» What to do: Output every line of the entries below as a JSON list of strings, one string per line, leaving out blank lines.

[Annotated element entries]

--------------------------------

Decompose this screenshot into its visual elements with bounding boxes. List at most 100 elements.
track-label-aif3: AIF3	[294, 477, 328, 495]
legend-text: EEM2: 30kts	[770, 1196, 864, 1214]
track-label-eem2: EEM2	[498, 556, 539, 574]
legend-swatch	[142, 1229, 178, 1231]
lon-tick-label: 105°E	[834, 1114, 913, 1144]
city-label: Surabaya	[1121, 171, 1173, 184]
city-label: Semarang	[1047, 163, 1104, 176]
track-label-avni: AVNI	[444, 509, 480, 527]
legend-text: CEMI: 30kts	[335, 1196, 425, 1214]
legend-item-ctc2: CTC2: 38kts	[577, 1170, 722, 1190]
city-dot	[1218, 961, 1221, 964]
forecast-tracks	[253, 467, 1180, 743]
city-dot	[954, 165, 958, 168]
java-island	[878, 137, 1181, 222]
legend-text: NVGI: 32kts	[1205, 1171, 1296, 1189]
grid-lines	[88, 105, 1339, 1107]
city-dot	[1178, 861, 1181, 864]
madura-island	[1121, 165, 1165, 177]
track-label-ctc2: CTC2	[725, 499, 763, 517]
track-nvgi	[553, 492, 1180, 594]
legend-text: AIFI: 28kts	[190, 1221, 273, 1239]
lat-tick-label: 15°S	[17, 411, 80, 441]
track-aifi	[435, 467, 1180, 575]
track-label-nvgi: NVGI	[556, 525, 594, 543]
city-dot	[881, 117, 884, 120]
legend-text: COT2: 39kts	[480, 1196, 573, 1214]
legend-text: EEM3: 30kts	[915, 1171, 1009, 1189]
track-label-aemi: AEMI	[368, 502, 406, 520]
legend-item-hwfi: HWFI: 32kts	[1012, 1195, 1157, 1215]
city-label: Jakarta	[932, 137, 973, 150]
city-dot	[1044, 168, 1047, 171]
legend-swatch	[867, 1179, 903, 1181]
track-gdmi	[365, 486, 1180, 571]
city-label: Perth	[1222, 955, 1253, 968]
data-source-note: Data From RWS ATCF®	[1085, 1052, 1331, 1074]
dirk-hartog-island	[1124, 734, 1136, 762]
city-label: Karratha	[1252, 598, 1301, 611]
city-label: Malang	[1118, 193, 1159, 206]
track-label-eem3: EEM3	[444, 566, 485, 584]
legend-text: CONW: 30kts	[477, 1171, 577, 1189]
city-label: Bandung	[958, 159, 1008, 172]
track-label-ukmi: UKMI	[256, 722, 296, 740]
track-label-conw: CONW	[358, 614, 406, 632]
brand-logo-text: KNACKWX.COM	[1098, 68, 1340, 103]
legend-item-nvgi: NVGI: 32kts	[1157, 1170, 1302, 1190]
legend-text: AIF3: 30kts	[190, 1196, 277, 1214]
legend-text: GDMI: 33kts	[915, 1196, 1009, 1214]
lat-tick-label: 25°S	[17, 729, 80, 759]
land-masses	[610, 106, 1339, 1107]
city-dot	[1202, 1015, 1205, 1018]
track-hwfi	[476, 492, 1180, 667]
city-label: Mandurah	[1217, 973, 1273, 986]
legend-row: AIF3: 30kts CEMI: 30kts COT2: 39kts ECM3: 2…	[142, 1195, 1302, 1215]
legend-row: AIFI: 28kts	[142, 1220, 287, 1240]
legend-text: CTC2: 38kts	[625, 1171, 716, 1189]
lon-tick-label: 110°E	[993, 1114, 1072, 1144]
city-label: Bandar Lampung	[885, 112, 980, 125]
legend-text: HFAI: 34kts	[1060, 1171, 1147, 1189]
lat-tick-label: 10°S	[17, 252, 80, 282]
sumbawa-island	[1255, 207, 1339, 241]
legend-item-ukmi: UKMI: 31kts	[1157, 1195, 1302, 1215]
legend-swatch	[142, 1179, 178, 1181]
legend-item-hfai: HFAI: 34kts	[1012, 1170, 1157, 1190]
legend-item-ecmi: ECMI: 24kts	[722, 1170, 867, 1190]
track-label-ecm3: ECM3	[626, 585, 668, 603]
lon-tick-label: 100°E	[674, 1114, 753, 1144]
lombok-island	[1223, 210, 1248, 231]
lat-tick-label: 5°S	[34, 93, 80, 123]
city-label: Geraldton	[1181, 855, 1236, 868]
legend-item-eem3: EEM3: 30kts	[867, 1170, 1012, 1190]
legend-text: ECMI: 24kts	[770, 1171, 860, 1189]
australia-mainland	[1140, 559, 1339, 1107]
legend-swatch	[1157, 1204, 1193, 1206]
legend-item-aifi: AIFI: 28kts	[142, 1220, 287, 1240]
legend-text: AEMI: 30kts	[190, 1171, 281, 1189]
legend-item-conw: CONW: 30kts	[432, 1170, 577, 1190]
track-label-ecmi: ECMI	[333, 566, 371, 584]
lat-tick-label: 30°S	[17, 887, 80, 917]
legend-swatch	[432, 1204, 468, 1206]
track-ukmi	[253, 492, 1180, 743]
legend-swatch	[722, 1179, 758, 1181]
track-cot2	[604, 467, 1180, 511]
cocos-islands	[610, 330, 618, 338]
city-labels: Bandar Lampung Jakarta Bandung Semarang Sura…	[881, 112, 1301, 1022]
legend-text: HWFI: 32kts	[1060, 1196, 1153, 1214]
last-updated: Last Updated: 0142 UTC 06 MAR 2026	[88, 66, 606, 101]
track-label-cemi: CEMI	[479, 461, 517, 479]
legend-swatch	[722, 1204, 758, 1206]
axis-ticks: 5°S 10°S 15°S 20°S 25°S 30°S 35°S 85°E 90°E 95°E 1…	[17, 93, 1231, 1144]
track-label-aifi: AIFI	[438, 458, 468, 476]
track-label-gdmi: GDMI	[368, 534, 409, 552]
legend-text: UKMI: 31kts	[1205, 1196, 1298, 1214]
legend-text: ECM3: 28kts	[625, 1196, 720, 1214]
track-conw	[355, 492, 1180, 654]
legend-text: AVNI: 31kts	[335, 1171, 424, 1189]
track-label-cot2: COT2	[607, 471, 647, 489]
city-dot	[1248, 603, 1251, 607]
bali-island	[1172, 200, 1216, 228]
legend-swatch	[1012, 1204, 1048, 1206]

--------------------------------

» Solution for this exercise:
[
  "Decompose this screenshot into its visual elements with bounding boxes. List at most 100 elements.",
  "track-label-aif3: AIF3\t[294, 477, 328, 495]",
  "legend-text: EEM2: 30kts\t[770, 1196, 864, 1214]",
  "track-label-eem2: EEM2\t[498, 556, 539, 574]",
  "legend-swatch\t[142, 1229, 178, 1231]",
  "lon-tick-label: 105°E\t[834, 1114, 913, 1144]",
  "city-label: Surabaya\t[1121, 171, 1173, 184]",
  "city-label: Semarang\t[1047, 163, 1104, 176]",
  "track-label-avni: AVNI\t[444, 509, 480, 527]",
  "legend-text: CEMI: 30kts\t[335, 1196, 425, 1214]",
  "legend-item-ctc2: CTC2: 38kts\t[577, 1170, 722, 1190]",
  "city-dot\t[1218, 961, 1221, 964]",
  "forecast-tracks\t[253, 467, 1180, 743]",
  "city-dot\t[954, 165, 958, 168]",
  "java-island\t[878, 137, 1181, 222]",
  "legend-text: NVGI: 32kts\t[1205, 1171, 1296, 1189]",
  "grid-lines\t[88, 105, 1339, 1107]",
  "city-dot\t[1178, 861, 1181, 864]",
  "madura-island\t[1121, 165, 1165, 177]",
  "track-label-ctc2: CTC2\t[725, 499, 763, 517]",
  "track-nvgi\t[553, 492, 1180, 594]",
  "legend-text: AIFI: 28kts\t[190, 1221, 273, 1239]",
  "lat-tick-label: 15°S\t[17, 411, 80, 441]",
  "track-aifi\t[435, 467, 1180, 575]",
  "track-label-nvgi: NVGI\t[556, 525, 594, 543]",
  "city-dot\t[881, 117, 884, 120]",
  "legend-text: COT2: 39kts\t[480, 1196, 573, 1214]",
  "legend-text: EEM3: 30kts\t[915, 1171, 1009, 1189]",
  "track-label-aemi: AEMI\t[368, 502, 406, 520]",
  "legend-item-hwfi: HWFI: 32kts\t[1012, 1195, 1157, 1215]",
  "city-label: Jakarta\t[932, 137, 973, 150]",
  "city-dot\t[1044, 168, 1047, 171]",
  "legend-swatch\t[867, 1179, 903, 1181]",
  "track-gdmi\t[365, 486, 1180, 571]",
  "city-label: Perth\t[1222, 955, 1253, 968]",
  "data-source-note: Data From RWS ATCF®\t[1085, 1052, 1331, 1074]",
  "dirk-hartog-island\t[1124, 734, 1136, 762]",
  "city-label: Karratha\t[1252, 598, 1301, 611]",
  "city-label: Malang\t[1118, 193, 1159, 206]",
  "track-label-eem3: EEM3\t[444, 566, 485, 584]",
  "legend-text: CONW: 30kts\t[477, 1171, 577, 1189]",
  "city-label: Bandung\t[958, 159, 1008, 172]",
  "track-label-ukmi: UKMI\t[256, 722, 296, 740]",
  "track-label-conw: CONW\t[358, 614, 406, 632]",
  "brand-logo-text: KNACKWX.COM\t[1098, 68, 1340, 103]",
  "legend-item-nvgi: NVGI: 32kts\t[1157, 1170, 1302, 1190]",
  "legend-text: AIF3: 30kts\t[190, 1196, 277, 1214]",
  "legend-text: GDMI: 33kts\t[915, 1196, 1009, 1214]",
  "lat-tick-label: 25°S\t[17, 729, 80, 759]",
  "land-masses\t[610, 106, 1339, 1107]",
  "city-dot\t[1202, 1015, 1205, 1018]",
  "track-hwfi\t[476, 492, 1180, 667]",
  "city-label: Mandurah\t[1217, 973, 1273, 986]",
  "legend-row: AIF3: 30kts CEMI: 30kts COT2: 39kts ECM3: 2…\t[142, 1195, 1302, 1215]",
  "legend-row: AIFI: 28kts\t[142, 1220, 287, 1240]",
  "legend-text: CTC2: 38kts\t[625, 1171, 716, 1189]",
  "lon-tick-label: 110°E\t[993, 1114, 1072, 1144]",
  "city-label: Bandar Lampung\t[885, 112, 980, 125]",
  "legend-text: HFAI: 34kts\t[1060, 1171, 1147, 1189]",
  "lat-tick-label: 10°S\t[17, 252, 80, 282]",
  "sumbawa-island\t[1255, 207, 1339, 241]",
  "legend-item-ukmi: UKMI: 31kts\t[1157, 1195, 1302, 1215]",
  "legend-swatch\t[142, 1179, 178, 1181]",
  "legend-item-hfai: HFAI: 34kts\t[1012, 1170, 1157, 1190]",
  "legend-item-ecmi: ECMI: 24kts\t[722, 1170, 867, 1190]",
  "track-label-ecm3: ECM3\t[626, 585, 668, 603]",
  "lon-tick-label: 100°E\t[674, 1114, 753, 1144]",
  "lombok-island\t[1223, 210, 1248, 231]",
  "lat-tick-label: 5°S\t[34, 93, 80, 123]",
  "city-label: Geraldton\t[1181, 855, 1236, 868]",
  "legend-item-eem3: EEM3: 30kts\t[867, 1170, 1012, 1190]",
  "legend-text: ECMI: 24kts\t[770, 1171, 860, 1189]",
  "australia-mainland\t[1140, 559, 1339, 1107]",
  "legend-swatch\t[1157, 1204, 1193, 1206]",
  "legend-item-aifi: AIFI: 28kts\t[142, 1220, 287, 1240]",
  "legend-text: AEMI: 30kts\t[190, 1171, 281, 1189]",
  "legend-item-conw: CONW: 30kts\t[432, 1170, 577, 1190]",
  "track-label-ecmi: ECMI\t[333, 566, 371, 584]",
  "lat-tick-label: 30°S\t[17, 887, 80, 917]",
  "legend-swatch\t[432, 1204, 468, 1206]",
  "track-ukmi\t[253, 492, 1180, 743]",
  "legend-swatch\t[722, 1179, 758, 1181]",
  "track-cot2\t[604, 467, 1180, 511]",
  "cocos-islands\t[610, 330, 618, 338]",
  "city-labels: Bandar Lampung Jakarta Bandung Semarang Sura…\t[881, 112, 1301, 1022]",
  "legend-text: HWFI: 32kts\t[1060, 1196, 1153, 1214]",
  "last-updated: Last Updated: 0142 UTC 06 MAR 2026\t[88, 66, 606, 101]",
  "track-label-cemi: CEMI\t[479, 461, 517, 479]",
  "legend-swatch\t[722, 1204, 758, 1206]",
  "axis-ticks: 5°S 10°S 15°S 20°S 25°S 30°S 35°S 85°E 90°E 95°E 1…\t[17, 93, 1231, 1144]",
  "track-label-aifi: AIFI\t[438, 458, 468, 476]",
  "track-label-gdmi: GDMI\t[368, 534, 409, 552]",
  "legend-text: UKMI: 31kts\t[1205, 1196, 1298, 1214]",
  "legend-text: ECM3: 28kts\t[625, 1196, 720, 1214]",
  "track-conw\t[355, 492, 1180, 654]",
  "legend-text: AVNI: 31kts\t[335, 1171, 424, 1189]",
  "track-label-cot2: COT2\t[607, 471, 647, 489]",
  "city-dot\t[1248, 603, 1251, 607]",
  "bali-island\t[1172, 200, 1216, 228]",
  "legend-swatch\t[1012, 1204, 1048, 1206]"
]